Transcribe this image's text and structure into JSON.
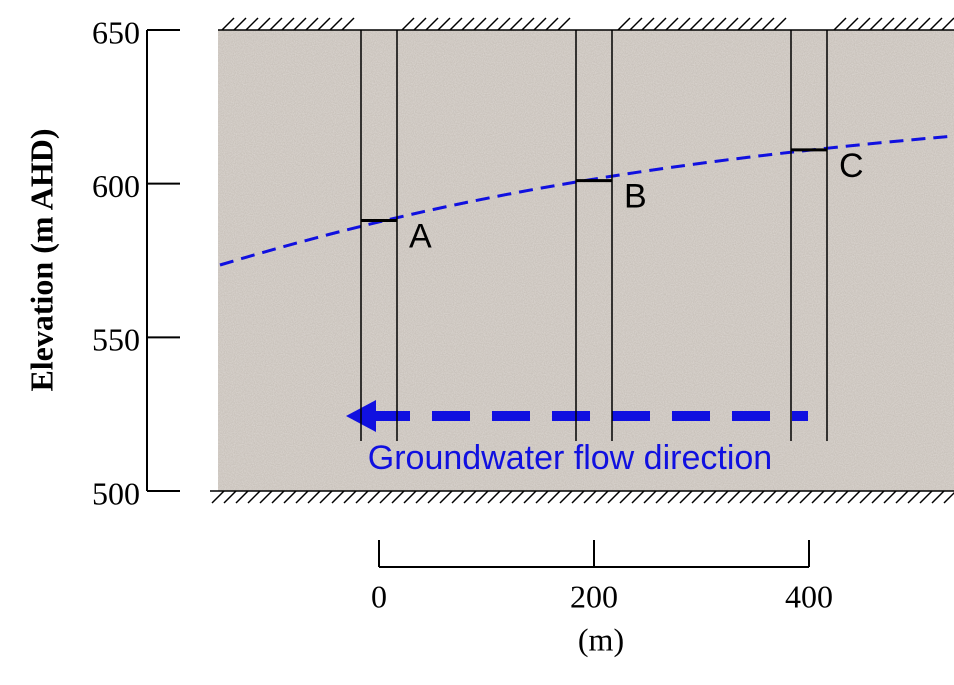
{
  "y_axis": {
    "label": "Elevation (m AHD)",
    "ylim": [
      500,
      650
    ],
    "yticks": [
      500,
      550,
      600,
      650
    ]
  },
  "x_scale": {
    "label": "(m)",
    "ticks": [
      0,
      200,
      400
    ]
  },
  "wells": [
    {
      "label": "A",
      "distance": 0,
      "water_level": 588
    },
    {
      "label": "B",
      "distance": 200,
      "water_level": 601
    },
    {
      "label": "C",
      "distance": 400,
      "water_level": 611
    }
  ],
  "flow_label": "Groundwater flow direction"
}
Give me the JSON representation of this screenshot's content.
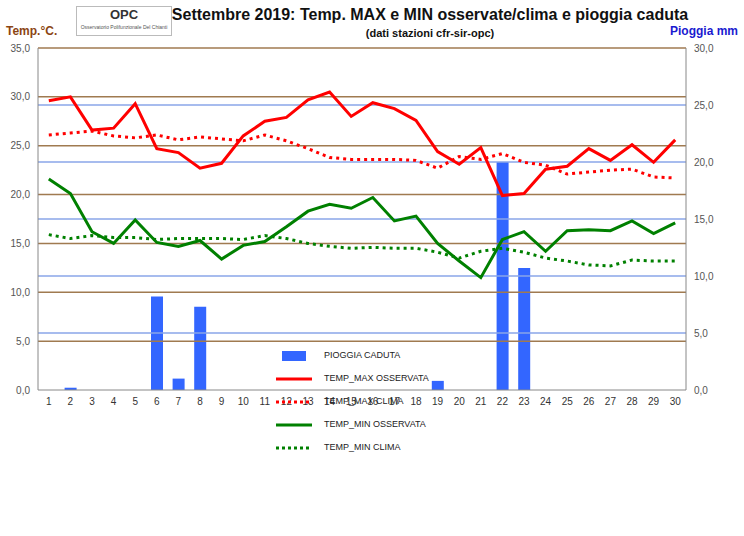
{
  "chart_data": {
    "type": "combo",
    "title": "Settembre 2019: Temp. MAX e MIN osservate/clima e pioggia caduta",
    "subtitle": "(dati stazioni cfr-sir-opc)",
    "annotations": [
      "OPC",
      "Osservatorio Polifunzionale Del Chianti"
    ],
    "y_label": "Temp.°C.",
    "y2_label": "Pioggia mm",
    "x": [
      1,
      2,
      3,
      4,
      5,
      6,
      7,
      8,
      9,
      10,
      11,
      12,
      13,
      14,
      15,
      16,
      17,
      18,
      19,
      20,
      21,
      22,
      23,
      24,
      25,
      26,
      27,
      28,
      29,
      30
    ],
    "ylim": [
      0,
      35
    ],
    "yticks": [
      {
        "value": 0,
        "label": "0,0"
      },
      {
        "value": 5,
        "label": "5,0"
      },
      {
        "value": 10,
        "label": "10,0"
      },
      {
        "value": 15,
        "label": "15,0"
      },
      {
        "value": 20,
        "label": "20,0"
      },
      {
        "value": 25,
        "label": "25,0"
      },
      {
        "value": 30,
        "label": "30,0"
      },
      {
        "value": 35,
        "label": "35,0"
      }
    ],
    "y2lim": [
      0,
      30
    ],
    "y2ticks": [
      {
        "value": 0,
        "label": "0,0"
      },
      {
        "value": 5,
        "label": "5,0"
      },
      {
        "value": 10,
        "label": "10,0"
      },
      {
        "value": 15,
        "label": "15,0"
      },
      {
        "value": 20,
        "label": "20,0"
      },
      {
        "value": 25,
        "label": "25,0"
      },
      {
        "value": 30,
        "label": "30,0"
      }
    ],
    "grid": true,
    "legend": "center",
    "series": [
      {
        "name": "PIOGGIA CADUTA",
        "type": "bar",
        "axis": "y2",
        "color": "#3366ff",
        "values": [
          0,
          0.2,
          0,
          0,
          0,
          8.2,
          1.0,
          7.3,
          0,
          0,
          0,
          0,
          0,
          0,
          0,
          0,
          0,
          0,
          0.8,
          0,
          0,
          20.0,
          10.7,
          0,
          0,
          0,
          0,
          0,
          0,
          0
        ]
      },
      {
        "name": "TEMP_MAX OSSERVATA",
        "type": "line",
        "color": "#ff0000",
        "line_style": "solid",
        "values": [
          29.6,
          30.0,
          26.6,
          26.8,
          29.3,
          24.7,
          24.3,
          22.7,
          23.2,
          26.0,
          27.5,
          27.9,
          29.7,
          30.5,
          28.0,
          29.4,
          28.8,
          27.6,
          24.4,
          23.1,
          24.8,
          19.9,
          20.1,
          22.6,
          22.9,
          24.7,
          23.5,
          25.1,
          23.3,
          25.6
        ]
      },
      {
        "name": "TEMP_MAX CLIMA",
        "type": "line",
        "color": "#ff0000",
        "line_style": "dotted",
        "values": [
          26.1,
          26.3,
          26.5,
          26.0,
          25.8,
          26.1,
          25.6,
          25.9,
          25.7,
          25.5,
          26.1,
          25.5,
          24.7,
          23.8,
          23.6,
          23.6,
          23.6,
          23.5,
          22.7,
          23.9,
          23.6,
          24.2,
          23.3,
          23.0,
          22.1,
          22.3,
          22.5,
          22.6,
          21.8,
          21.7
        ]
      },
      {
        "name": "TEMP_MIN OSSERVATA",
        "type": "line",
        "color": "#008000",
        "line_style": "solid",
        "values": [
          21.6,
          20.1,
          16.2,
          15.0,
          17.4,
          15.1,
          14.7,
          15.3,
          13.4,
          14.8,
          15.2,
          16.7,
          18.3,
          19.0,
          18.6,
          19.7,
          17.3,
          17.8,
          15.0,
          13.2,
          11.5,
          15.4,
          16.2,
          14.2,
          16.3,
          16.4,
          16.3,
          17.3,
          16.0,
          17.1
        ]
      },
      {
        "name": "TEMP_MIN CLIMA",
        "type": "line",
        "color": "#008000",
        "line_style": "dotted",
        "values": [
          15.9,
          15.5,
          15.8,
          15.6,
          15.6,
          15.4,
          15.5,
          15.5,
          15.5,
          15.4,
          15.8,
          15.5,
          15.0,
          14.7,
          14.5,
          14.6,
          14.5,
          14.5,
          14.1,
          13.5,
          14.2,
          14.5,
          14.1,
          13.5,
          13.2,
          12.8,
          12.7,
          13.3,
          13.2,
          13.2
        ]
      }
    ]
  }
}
==
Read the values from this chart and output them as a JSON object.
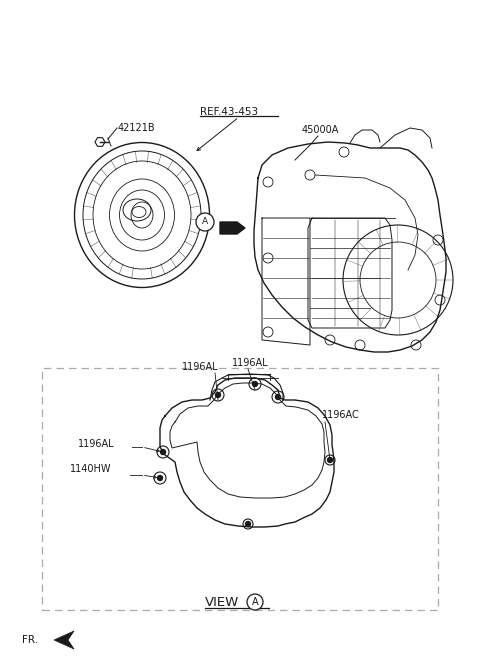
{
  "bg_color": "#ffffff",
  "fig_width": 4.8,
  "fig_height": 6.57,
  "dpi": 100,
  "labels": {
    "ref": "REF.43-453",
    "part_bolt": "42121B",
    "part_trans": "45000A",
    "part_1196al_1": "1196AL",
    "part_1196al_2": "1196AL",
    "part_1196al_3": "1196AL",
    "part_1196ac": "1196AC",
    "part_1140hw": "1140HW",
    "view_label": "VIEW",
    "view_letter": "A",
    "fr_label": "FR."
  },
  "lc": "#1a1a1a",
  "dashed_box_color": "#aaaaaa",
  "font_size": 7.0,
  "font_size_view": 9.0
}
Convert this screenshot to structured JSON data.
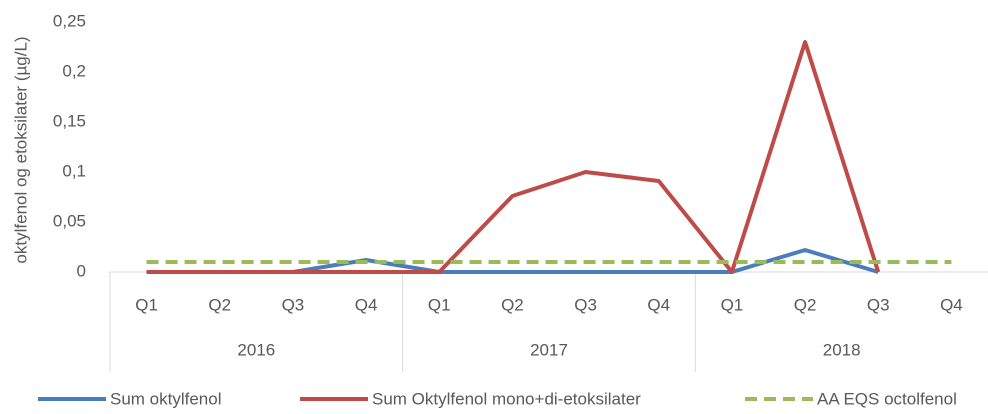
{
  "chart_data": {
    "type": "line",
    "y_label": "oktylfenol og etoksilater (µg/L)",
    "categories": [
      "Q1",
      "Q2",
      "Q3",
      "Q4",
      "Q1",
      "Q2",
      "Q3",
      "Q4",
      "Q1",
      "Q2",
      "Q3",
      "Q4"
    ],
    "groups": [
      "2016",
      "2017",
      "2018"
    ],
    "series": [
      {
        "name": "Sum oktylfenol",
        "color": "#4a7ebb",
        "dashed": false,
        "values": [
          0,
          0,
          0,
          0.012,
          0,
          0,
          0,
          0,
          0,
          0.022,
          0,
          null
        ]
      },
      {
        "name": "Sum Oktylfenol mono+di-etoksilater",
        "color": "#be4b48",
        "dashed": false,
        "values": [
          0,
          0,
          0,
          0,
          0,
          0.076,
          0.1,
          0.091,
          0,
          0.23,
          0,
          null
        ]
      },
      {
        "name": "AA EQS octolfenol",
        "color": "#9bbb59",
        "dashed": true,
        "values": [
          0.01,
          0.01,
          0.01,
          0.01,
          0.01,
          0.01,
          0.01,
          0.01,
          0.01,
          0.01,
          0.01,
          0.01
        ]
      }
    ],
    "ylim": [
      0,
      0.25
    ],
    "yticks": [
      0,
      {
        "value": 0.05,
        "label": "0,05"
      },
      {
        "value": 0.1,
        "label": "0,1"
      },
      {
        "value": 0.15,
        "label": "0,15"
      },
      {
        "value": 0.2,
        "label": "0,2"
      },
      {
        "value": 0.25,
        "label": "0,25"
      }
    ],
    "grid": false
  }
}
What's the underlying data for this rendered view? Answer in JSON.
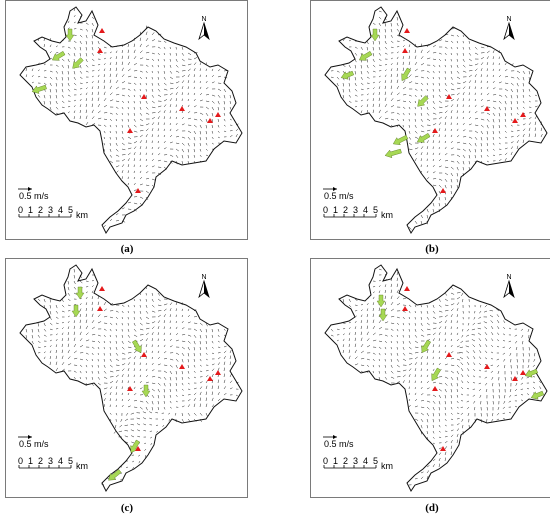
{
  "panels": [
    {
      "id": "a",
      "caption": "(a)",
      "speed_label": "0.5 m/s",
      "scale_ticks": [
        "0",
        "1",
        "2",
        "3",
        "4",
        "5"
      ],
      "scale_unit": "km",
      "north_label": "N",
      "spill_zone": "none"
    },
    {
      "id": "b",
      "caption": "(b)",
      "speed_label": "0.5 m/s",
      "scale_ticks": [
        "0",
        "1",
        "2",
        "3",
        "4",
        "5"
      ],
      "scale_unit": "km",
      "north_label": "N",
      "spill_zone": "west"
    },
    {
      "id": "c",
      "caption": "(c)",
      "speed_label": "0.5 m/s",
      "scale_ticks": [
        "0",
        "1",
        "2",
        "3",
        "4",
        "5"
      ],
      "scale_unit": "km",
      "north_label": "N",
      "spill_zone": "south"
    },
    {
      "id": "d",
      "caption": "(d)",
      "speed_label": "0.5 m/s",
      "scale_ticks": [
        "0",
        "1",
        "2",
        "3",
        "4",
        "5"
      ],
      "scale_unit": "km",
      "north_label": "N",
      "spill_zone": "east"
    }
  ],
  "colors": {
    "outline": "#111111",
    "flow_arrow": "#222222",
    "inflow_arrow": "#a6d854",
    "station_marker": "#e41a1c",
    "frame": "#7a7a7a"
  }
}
---
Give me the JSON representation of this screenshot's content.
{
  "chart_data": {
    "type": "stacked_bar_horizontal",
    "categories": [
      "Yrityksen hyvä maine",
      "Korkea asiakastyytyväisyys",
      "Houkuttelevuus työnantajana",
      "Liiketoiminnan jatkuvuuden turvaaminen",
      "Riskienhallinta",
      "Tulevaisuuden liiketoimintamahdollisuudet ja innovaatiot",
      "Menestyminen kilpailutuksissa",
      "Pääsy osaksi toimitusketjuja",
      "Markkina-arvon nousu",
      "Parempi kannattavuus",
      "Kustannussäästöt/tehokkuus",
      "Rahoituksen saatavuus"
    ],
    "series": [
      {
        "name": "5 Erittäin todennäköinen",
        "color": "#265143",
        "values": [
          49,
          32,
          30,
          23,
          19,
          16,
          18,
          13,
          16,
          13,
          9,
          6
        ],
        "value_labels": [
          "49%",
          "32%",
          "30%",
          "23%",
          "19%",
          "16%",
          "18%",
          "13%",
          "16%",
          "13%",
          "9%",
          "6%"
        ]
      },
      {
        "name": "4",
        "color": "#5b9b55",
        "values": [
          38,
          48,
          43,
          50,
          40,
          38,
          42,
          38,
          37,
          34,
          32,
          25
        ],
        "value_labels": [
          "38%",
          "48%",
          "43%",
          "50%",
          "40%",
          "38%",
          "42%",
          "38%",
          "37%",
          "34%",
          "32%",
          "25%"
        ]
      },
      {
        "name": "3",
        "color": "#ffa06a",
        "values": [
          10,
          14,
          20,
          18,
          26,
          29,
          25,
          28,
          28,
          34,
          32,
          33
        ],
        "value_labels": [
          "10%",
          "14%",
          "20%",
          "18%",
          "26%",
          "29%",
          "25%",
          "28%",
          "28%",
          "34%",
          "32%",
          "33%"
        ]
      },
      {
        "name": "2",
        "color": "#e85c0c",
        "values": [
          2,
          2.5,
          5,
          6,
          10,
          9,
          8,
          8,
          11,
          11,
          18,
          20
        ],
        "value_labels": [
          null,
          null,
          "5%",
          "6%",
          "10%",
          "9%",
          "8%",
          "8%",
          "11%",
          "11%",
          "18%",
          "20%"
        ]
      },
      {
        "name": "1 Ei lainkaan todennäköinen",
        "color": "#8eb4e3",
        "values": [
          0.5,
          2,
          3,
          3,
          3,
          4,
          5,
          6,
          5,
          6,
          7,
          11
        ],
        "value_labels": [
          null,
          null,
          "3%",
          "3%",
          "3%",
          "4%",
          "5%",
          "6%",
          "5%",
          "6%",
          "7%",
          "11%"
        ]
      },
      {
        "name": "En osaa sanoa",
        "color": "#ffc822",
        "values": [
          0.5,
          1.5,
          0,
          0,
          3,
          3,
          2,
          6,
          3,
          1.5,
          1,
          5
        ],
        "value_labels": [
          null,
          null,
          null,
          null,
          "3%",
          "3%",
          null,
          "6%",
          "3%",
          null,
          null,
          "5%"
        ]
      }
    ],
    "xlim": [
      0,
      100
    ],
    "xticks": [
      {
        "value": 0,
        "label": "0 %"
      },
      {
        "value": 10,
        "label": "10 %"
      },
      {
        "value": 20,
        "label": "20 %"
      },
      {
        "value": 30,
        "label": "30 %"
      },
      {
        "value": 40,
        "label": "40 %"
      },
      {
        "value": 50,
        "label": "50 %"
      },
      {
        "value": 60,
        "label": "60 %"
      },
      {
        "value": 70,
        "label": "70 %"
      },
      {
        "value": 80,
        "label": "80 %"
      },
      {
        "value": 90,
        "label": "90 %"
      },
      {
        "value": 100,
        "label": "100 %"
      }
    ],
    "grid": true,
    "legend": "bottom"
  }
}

- _Short task_
Which lines contain the word "distance"? Copy each of them.

- _Correct result_
      "distance": 0,
      "distance": 200,
      "distance": 400,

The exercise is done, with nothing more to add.